Element placement records:
+++
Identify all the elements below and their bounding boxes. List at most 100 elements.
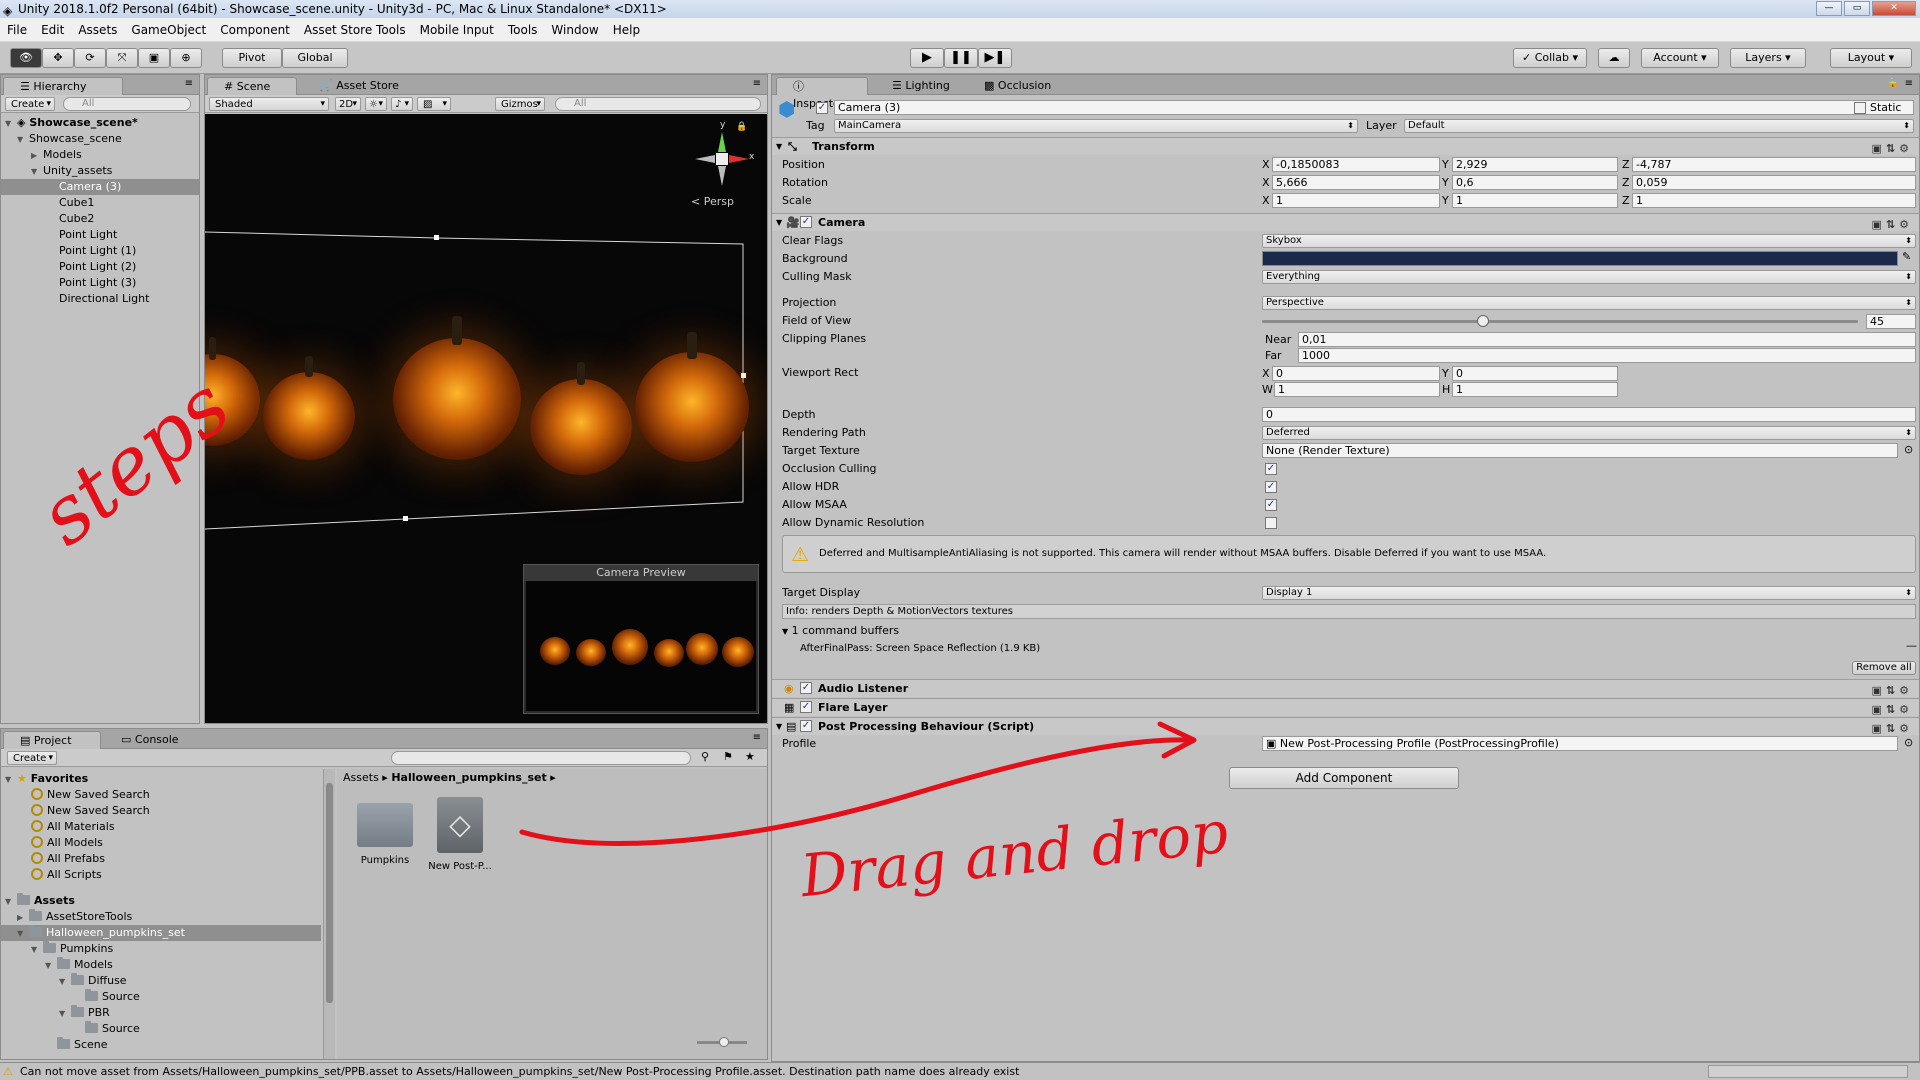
fold-arrow-icon[interactable]: ▶ [31,148,43,164]
clear-flags-dropdown[interactable]: Skybox [1262,234,1916,248]
favorites-header[interactable]: ▼ ★ Favorites [5,771,88,787]
hierarchy-create-dropdown[interactable]: Create [5,97,55,111]
menu-help[interactable]: Help [606,23,647,37]
audio-listener-checkbox[interactable]: ✓ [800,682,812,694]
tab-project[interactable]: ▤ Project [3,731,101,749]
viewport-h-field[interactable]: 1 [1452,382,1618,397]
fold-arrow-icon[interactable]: ▼ [45,958,57,974]
fov-slider-thumb[interactable] [1476,315,1489,327]
depth-field[interactable]: 0 [1262,407,1916,422]
fold-arrow-icon[interactable]: ▼ [5,116,17,132]
menu-edit[interactable]: Edit [34,23,71,37]
saved-search-item[interactable]: All Scripts [31,867,102,883]
tree-item[interactable]: ▼ Showcase_scene [17,131,122,147]
static-checkbox[interactable] [1854,102,1866,114]
zoom-slider[interactable] [697,1037,747,1047]
tree-item[interactable]: Cube1 [59,195,94,211]
tab-scene[interactable]: # Scene [207,77,297,95]
layer-dropdown[interactable]: Default [1404,119,1914,133]
layout-dropdown[interactable]: Layout ▾ [1830,48,1912,68]
eyedropper-icon[interactable]: ✎ [1902,250,1911,263]
tree-item[interactable]: Point Light (1) [59,243,136,259]
move-tool-icon[interactable]: ✥ [42,48,74,68]
transform-tool-icon[interactable]: ⊕ [170,48,202,68]
folder-item[interactable]: ▼ Models [45,957,113,973]
object-picker-icon[interactable]: ⊙ [1904,443,1913,456]
tree-item[interactable]: Point Light [59,227,117,243]
fov-field[interactable]: 45 [1866,314,1916,329]
command-buffers-foldout[interactable]: ▼ 1 command buffers [782,623,899,639]
target-display-dropdown[interactable]: Display 1 [1262,586,1916,600]
menu-window[interactable]: Window [544,23,605,37]
rendering-path-dropdown[interactable]: Deferred [1262,426,1916,440]
persp-label[interactable]: < Persp [691,195,734,208]
step-button[interactable]: ▶❚ [978,48,1012,68]
profile-field[interactable]: ▣ New Post-Processing Profile (PostProce… [1262,736,1898,751]
tree-item[interactable]: ▼ Unity_assets [31,163,112,179]
tree-item[interactable]: Point Light (2) [59,259,136,275]
audio-toggle-icon[interactable]: ♪ [391,97,413,111]
folder-item[interactable]: Scene [57,1037,108,1053]
viewport-x-field[interactable]: 0 [1272,366,1440,381]
fold-arrow-icon[interactable]: ▼ [776,138,782,155]
tab-occlusion[interactable]: ▩ Occlusion [968,77,1064,95]
saved-search-item[interactable]: All Models [31,835,103,851]
component-settings-icons[interactable]: ▣⇅⚙ [1872,682,1913,699]
2d-toggle[interactable]: 2D [335,97,361,111]
remove-all-button[interactable]: Remove all [1852,661,1916,675]
scale-x-field[interactable]: 1 [1272,193,1440,208]
fold-arrow-icon[interactable]: ▼ [776,214,782,231]
gameobject-name-field[interactable]: Camera (3) [834,100,1914,115]
fold-arrow-icon[interactable]: ▶ [17,910,29,926]
menu-gameobject[interactable]: GameObject [124,23,213,37]
occlusion-culling-checkbox[interactable]: ✓ [1265,463,1277,475]
menu-assets[interactable]: Assets [71,23,124,37]
asset-folder-pumpkins[interactable]: Pumpkins [355,797,415,879]
lock-icon[interactable]: 🔒 [1887,78,1899,89]
rotation-y-field[interactable]: 0,6 [1452,175,1618,190]
camera-component-header[interactable]: ▼ 🎥 ✓ Camera ▣⇅⚙ [772,213,1919,231]
folder-item[interactable]: Source [85,1021,140,1037]
menu-component[interactable]: Component [213,23,297,37]
scene-root-row[interactable]: ▼ ◈ Showcase_scene* [5,115,195,131]
rotation-x-field[interactable]: 5,666 [1272,175,1440,190]
fold-arrow-icon[interactable]: ▼ [5,894,17,910]
collab-dropdown[interactable]: ✓ Collab ▾ [1513,48,1587,68]
saved-search-item[interactable]: All Prefabs [31,851,105,867]
culling-mask-dropdown[interactable]: Everything [1262,270,1916,284]
allow-msaa-checkbox[interactable]: ✓ [1265,499,1277,511]
tab-inspector[interactable]: ⓘ Inspector [776,77,868,110]
scale-z-field[interactable]: 1 [1632,193,1916,208]
tree-item[interactable]: Cube2 [59,211,94,227]
tree-item[interactable]: Directional Light [59,291,149,307]
allow-dynamic-resolution-checkbox[interactable] [1265,517,1277,529]
folder-tree-scrollbar[interactable] [323,769,335,1059]
position-x-field[interactable]: -0,1850083 [1272,157,1440,172]
rotation-z-field[interactable]: 0,059 [1632,175,1916,190]
far-field[interactable]: 1000 [1298,348,1916,363]
gizmos-dropdown[interactable]: Gizmos [495,97,545,111]
lighting-toggle-icon[interactable]: ☼ [365,97,387,111]
effects-toggle-icon[interactable]: ▨ [417,97,451,111]
scrollbar-thumb[interactable] [326,783,333,1003]
scale-tool-icon[interactable]: ⤧ [106,48,138,68]
fold-arrow-icon[interactable]: ▼ [17,132,29,148]
account-dropdown[interactable]: Account ▾ [1641,48,1719,68]
add-component-button[interactable]: Add Component [1229,767,1459,789]
tab-console[interactable]: ▭ Console [105,731,195,749]
maximize-button[interactable]: ▭ [1844,1,1870,16]
shading-dropdown[interactable]: Shaded [209,97,329,111]
position-z-field[interactable]: -4,787 [1632,157,1916,172]
tree-item-selected[interactable]: Camera (3) [1,179,199,195]
fold-arrow-icon[interactable]: ▼ [59,974,71,990]
folder-item[interactable]: ▶ AssetStoreTools [17,909,132,925]
tab-lighting[interactable]: ☰ Lighting [876,77,962,95]
component-settings-icons[interactable]: ▣⇅⚙ [1872,216,1913,233]
panel-menu-icon[interactable]: ≡ [753,78,761,89]
tree-item[interactable]: ▶ Models [31,147,82,163]
background-color-swatch[interactable] [1262,251,1898,266]
assets-header[interactable]: ▼ Assets [5,893,75,909]
viewport-y-field[interactable]: 0 [1452,366,1618,381]
near-field[interactable]: 0,01 [1298,332,1916,347]
menu-asset-store-tools[interactable]: Asset Store Tools [297,23,413,37]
+++
_TASK_:
Rewrite all of the records above with "fold-arrow-icon" replaced by "collapse-arrow-icon" and every other part left as it is. Omit the pictures from your answer.

_RESULT OF THIS TASK_:
Identify all the elements below and their bounding boxes. List at most 100 elements.
collapse-arrow-icon[interactable]: ▶ [31,148,43,164]
clear-flags-dropdown[interactable]: Skybox [1262,234,1916,248]
favorites-header[interactable]: ▼ ★ Favorites [5,771,88,787]
hierarchy-create-dropdown[interactable]: Create [5,97,55,111]
menu-help[interactable]: Help [606,23,647,37]
audio-listener-checkbox[interactable]: ✓ [800,682,812,694]
tab-project[interactable]: ▤ Project [3,731,101,749]
viewport-h-field[interactable]: 1 [1452,382,1618,397]
collapse-arrow-icon[interactable]: ▼ [45,958,57,974]
fov-slider-thumb[interactable] [1476,315,1489,327]
depth-field[interactable]: 0 [1262,407,1916,422]
collapse-arrow-icon[interactable]: ▼ [5,116,17,132]
menu-edit[interactable]: Edit [34,23,71,37]
saved-search-item[interactable]: All Scripts [31,867,102,883]
tree-item[interactable]: ▼ Showcase_scene [17,131,122,147]
static-checkbox[interactable] [1854,102,1866,114]
zoom-slider[interactable] [697,1037,747,1047]
tree-item[interactable]: Cube1 [59,195,94,211]
tab-scene[interactable]: # Scene [207,77,297,95]
layer-dropdown[interactable]: Default [1404,119,1914,133]
layout-dropdown[interactable]: Layout ▾ [1830,48,1912,68]
eyedropper-icon[interactable]: ✎ [1902,250,1911,263]
tree-item[interactable]: Point Light (1) [59,243,136,259]
move-tool-icon[interactable]: ✥ [42,48,74,68]
transform-tool-icon[interactable]: ⊕ [170,48,202,68]
folder-item[interactable]: ▼ Models [45,957,113,973]
object-picker-icon[interactable]: ⊙ [1904,443,1913,456]
tree-item[interactable]: Point Light [59,227,117,243]
fov-field[interactable]: 45 [1866,314,1916,329]
command-buffers-foldout[interactable]: ▼ 1 command buffers [782,623,899,639]
target-display-dropdown[interactable]: Display 1 [1262,586,1916,600]
menu-window[interactable]: Window [544,23,605,37]
rendering-path-dropdown[interactable]: Deferred [1262,426,1916,440]
persp-label[interactable]: < Persp [691,195,734,208]
step-button[interactable]: ▶❚ [978,48,1012,68]
profile-field[interactable]: ▣ New Post-Processing Profile (PostProce… [1262,736,1898,751]
tree-item[interactable]: ▼ Unity_assets [31,163,112,179]
tree-item[interactable]: Point Light (2) [59,259,136,275]
audio-toggle-icon[interactable]: ♪ [391,97,413,111]
folder-item[interactable]: Scene [57,1037,108,1053]
viewport-x-field[interactable]: 0 [1272,366,1440,381]
collapse-arrow-icon[interactable]: ▼ [776,138,782,155]
tab-occlusion[interactable]: ▩ Occlusion [968,77,1064,95]
saved-search-item[interactable]: All Models [31,835,103,851]
component-settings-icons[interactable]: ▣⇅⚙ [1872,682,1913,699]
2d-toggle[interactable]: 2D [335,97,361,111]
remove-all-button[interactable]: Remove all [1852,661,1916,675]
scale-x-field[interactable]: 1 [1272,193,1440,208]
collapse-arrow-icon[interactable]: ▼ [776,214,782,231]
gameobject-name-field[interactable]: Camera (3) [834,100,1914,115]
collapse-arrow-icon[interactable]: ▶ [17,910,29,926]
menu-gameobject[interactable]: GameObject [124,23,213,37]
occlusion-culling-checkbox[interactable]: ✓ [1265,463,1277,475]
menu-assets[interactable]: Assets [71,23,124,37]
asset-folder-pumpkins[interactable]: Pumpkins [355,797,415,879]
lock-icon[interactable]: 🔒 [1887,78,1899,89]
rotation-y-field[interactable]: 0,6 [1452,175,1618,190]
camera-component-header[interactable]: ▼ 🎥 ✓ Camera ▣⇅⚙ [772,213,1919,231]
folder-item[interactable]: Source [85,1021,140,1037]
menu-component[interactable]: Component [213,23,297,37]
scene-root-row[interactable]: ▼ ◈ Showcase_scene* [5,115,195,131]
rotation-x-field[interactable]: 5,666 [1272,175,1440,190]
collapse-arrow-icon[interactable]: ▼ [5,894,17,910]
collab-dropdown[interactable]: ✓ Collab ▾ [1513,48,1587,68]
saved-search-item[interactable]: All Prefabs [31,851,105,867]
culling-mask-dropdown[interactable]: Everything [1262,270,1916,284]
allow-msaa-checkbox[interactable]: ✓ [1265,499,1277,511]
tab-inspector[interactable]: ⓘ Inspector [776,77,868,110]
scale-z-field[interactable]: 1 [1632,193,1916,208]
tree-item[interactable]: Cube2 [59,211,94,227]
tree-item[interactable]: Directional Light [59,291,149,307]
allow-dynamic-resolution-checkbox[interactable] [1265,517,1277,529]
folder-tree-scrollbar[interactable] [323,769,335,1059]
position-x-field[interactable]: -0,1850083 [1272,157,1440,172]
rotation-z-field[interactable]: 0,059 [1632,175,1916,190]
far-field[interactable]: 1000 [1298,348,1916,363]
gizmos-dropdown[interactable]: Gizmos [495,97,545,111]
lighting-toggle-icon[interactable]: ☼ [365,97,387,111]
effects-toggle-icon[interactable]: ▨ [417,97,451,111]
scrollbar-thumb[interactable] [326,783,333,1003]
scale-tool-icon[interactable]: ⤧ [106,48,138,68]
collapse-arrow-icon[interactable]: ▼ [17,132,29,148]
account-dropdown[interactable]: Account ▾ [1641,48,1719,68]
add-component-button[interactable]: Add Component [1229,767,1459,789]
tab-console[interactable]: ▭ Console [105,731,195,749]
maximize-button[interactable]: ▭ [1844,1,1870,16]
shading-dropdown[interactable]: Shaded [209,97,329,111]
position-z-field[interactable]: -4,787 [1632,157,1916,172]
tree-item-selected[interactable]: Camera (3) [1,179,199,195]
collapse-arrow-icon[interactable]: ▼ [59,974,71,990]
folder-item[interactable]: ▶ AssetStoreTools [17,909,132,925]
tab-lighting[interactable]: ☰ Lighting [876,77,962,95]
component-settings-icons[interactable]: ▣⇅⚙ [1872,216,1913,233]
panel-menu-icon[interactable]: ≡ [753,78,761,89]
tree-item[interactable]: ▶ Models [31,147,82,163]
background-color-swatch[interactable] [1262,251,1898,266]
assets-header[interactable]: ▼ Assets [5,893,75,909]
viewport-y-field[interactable]: 0 [1452,366,1618,381]
near-field[interactable]: 0,01 [1298,332,1916,347]
menu-asset-store-tools[interactable]: Asset Store Tools [297,23,413,37]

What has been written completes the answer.